* Start Data shown *

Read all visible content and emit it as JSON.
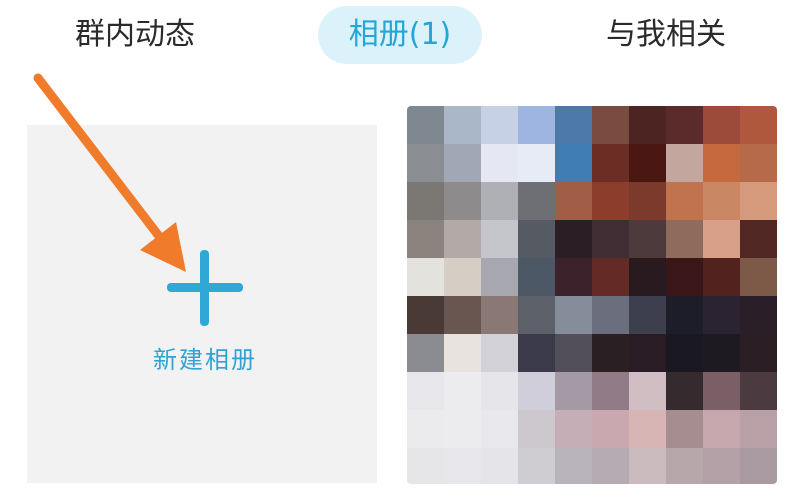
{
  "tabs": [
    {
      "label": "群内动态",
      "active": false
    },
    {
      "label": "相册(1)",
      "active": true
    },
    {
      "label": "与我相关",
      "active": false
    }
  ],
  "new_album": {
    "label": "新建相册",
    "icon": "plus-icon"
  },
  "album_thumbnail": {
    "description": "pixelated-photo",
    "palette": [
      [
        "#7f8790",
        "#a9b7c8",
        "#c6d1e6",
        "#9db5e0",
        "#4c79a8",
        "#7a4b40",
        "#4c2422",
        "#5a2b2a",
        "#9c4a3a",
        "#b0583e"
      ],
      [
        "#8a8e92",
        "#9fa8b4",
        "#e5e8f2",
        "#e7ebf6",
        "#3f7db4",
        "#6a2e24",
        "#4a1712",
        "#c3a79e",
        "#c46a3e",
        "#b76a4a"
      ],
      [
        "#7b7874",
        "#8d8b8b",
        "#aeb0b5",
        "#6d6f74",
        "#a25d46",
        "#8c3e2b",
        "#7b3a2c",
        "#c0734c",
        "#c98863",
        "#d59a7c"
      ],
      [
        "#8b837e",
        "#b2aaa6",
        "#c4c6cc",
        "#565a63",
        "#2b1e24",
        "#3f2d33",
        "#4d3a3d",
        "#8e6b5c",
        "#d8a088",
        "#502722"
      ],
      [
        "#e4e2dc",
        "#d6cdc4",
        "#a7a8af",
        "#4d5866",
        "#3b222a",
        "#642a26",
        "#281a1e",
        "#3b1619",
        "#52221e",
        "#7d5a48"
      ],
      [
        "#4a3a36",
        "#6a5651",
        "#8a7874",
        "#5c6068",
        "#858c9a",
        "#6b6f7d",
        "#3e3f4e",
        "#1d1d2a",
        "#2b2232",
        "#2a1f29"
      ],
      [
        "#8b8b92",
        "#e8e3de",
        "#d3d2d9",
        "#3a3a4a",
        "#524f5a",
        "#2a2024",
        "#291c24",
        "#1a1820",
        "#1d1a22",
        "#2c1e25"
      ],
      [
        "#e7e6ea",
        "#ecebee",
        "#e6e5ea",
        "#d0cedb",
        "#a39aa6",
        "#917b86",
        "#d1bec2",
        "#352b2e",
        "#7b5f66",
        "#4c3a41"
      ],
      [
        "#ebeaec",
        "#ecebed",
        "#e9e8ec",
        "#cdc7ce",
        "#c6aeb6",
        "#c9a8b0",
        "#d7b5b4",
        "#a68d90",
        "#c6a7ad",
        "#b9a0a7"
      ],
      [
        "#e6e5e8",
        "#e7e6ea",
        "#e5e4e8",
        "#cfccd2",
        "#b9b4bb",
        "#b5abb2",
        "#ccbbbe",
        "#b7a6aa",
        "#b3a1a7",
        "#a99aa1"
      ]
    ]
  },
  "annotation": {
    "arrow_color": "#f07b2a"
  }
}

* End Data shown *

What the task asks
Copy each line of the entries that includes the word "label".

Output of the task
      "label": "群内动态",
      "label": "相册(1)",
      "label": "与我相关",
    "label": "新建相册",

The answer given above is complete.